What this task involves :: Lines that include the word "animazione" are the ones to copy.
Start
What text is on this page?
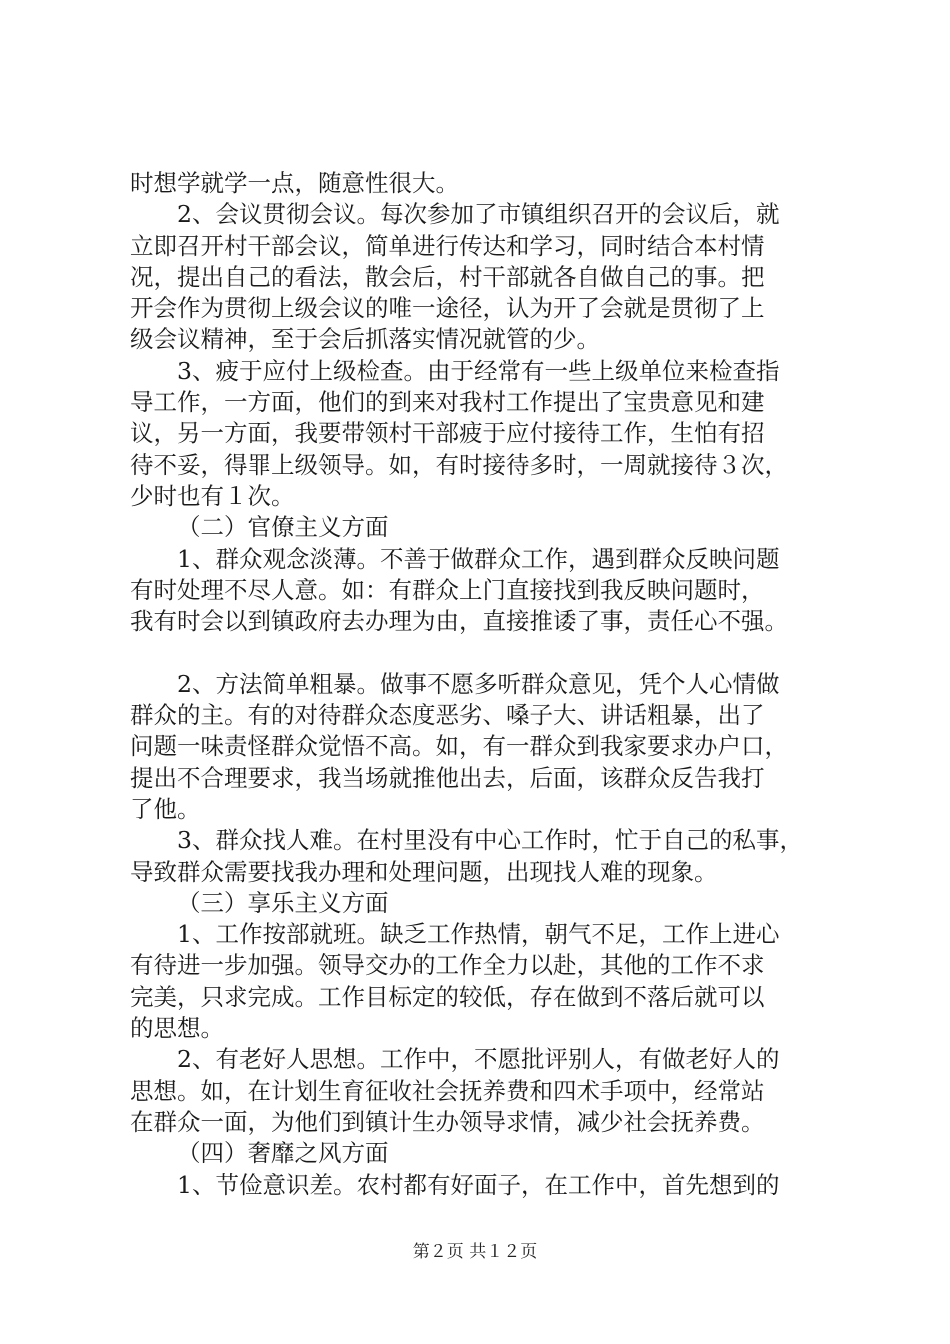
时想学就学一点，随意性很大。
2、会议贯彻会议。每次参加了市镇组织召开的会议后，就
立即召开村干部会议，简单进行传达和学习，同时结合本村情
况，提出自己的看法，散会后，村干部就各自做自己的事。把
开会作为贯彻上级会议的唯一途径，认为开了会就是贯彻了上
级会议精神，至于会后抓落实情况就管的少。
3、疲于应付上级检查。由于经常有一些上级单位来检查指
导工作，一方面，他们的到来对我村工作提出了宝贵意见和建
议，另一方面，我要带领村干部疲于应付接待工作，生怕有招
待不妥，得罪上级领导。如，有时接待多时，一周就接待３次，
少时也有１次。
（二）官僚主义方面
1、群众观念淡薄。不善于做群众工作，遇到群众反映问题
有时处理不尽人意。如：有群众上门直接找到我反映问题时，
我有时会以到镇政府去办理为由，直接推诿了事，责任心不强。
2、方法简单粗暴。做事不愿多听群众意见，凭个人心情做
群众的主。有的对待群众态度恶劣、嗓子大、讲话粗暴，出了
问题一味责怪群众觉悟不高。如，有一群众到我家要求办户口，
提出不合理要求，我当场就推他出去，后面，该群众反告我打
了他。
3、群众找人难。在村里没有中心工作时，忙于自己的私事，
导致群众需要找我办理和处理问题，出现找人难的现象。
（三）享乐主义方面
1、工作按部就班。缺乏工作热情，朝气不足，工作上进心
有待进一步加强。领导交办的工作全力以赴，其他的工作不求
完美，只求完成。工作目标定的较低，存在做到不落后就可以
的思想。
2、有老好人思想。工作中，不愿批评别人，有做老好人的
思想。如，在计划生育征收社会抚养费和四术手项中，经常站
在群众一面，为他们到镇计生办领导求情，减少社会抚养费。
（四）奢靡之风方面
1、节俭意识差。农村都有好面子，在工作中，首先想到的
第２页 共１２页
End
Start
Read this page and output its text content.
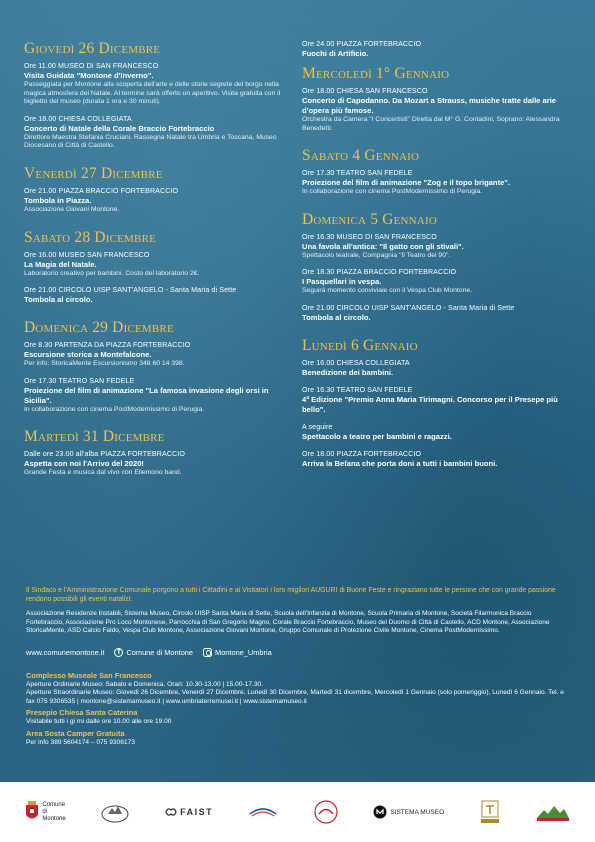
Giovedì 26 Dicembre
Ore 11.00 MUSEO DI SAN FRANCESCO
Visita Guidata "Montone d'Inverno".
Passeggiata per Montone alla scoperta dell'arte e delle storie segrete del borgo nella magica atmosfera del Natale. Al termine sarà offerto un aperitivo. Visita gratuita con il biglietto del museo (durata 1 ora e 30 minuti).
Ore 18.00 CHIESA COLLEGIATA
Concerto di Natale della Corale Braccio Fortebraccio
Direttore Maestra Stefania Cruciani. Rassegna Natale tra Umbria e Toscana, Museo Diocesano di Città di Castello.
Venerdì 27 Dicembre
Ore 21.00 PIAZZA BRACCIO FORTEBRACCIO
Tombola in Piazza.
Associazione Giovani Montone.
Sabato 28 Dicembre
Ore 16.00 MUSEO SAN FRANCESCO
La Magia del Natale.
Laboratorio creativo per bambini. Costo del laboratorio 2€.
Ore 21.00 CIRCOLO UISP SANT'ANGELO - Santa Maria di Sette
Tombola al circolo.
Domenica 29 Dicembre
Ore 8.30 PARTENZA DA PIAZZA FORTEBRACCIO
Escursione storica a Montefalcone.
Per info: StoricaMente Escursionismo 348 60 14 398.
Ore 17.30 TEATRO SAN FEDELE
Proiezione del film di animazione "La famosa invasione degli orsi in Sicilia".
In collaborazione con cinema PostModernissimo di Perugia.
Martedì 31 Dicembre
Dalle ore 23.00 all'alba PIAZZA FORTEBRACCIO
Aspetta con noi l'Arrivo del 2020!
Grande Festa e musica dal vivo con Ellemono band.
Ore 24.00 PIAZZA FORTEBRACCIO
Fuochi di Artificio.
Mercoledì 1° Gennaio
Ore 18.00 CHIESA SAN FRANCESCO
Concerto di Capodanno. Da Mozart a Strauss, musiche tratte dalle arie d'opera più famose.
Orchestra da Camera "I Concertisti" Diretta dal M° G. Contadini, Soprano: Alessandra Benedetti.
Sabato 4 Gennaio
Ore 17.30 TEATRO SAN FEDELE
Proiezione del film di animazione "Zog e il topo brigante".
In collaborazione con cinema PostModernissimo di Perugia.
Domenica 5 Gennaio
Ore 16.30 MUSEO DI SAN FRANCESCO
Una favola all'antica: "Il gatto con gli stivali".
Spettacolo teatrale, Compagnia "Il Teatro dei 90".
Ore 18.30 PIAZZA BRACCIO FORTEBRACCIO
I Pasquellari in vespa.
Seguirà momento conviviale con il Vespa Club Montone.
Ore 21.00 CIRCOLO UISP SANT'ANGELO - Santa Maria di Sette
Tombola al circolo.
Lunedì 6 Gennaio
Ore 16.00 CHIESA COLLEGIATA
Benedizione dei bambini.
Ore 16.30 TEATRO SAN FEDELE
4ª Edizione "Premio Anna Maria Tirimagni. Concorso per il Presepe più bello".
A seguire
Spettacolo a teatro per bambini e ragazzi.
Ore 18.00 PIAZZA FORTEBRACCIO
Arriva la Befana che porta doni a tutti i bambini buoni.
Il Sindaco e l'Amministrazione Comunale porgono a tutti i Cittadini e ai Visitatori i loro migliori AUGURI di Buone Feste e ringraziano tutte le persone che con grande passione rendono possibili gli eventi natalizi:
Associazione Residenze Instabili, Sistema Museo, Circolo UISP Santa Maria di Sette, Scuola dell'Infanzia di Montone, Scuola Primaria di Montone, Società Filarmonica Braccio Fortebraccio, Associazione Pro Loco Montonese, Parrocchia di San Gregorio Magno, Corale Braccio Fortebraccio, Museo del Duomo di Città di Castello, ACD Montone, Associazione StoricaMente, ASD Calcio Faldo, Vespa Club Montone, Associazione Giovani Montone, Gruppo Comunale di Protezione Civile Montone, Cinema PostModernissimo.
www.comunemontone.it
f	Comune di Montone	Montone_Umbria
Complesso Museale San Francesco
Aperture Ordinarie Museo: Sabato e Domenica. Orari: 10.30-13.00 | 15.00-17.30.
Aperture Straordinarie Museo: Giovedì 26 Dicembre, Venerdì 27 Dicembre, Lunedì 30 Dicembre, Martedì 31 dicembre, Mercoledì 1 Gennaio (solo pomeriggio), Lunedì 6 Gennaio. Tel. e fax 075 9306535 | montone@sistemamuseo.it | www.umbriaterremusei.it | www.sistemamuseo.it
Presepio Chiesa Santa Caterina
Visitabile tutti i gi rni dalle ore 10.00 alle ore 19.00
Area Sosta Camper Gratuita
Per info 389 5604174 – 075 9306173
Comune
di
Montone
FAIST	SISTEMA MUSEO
End
Output for this task ::
Proiezione del film di animazione "La famosa invasione degli orsi in Sicilia".
Proiezione del film di animazione "Zog e il topo brigante".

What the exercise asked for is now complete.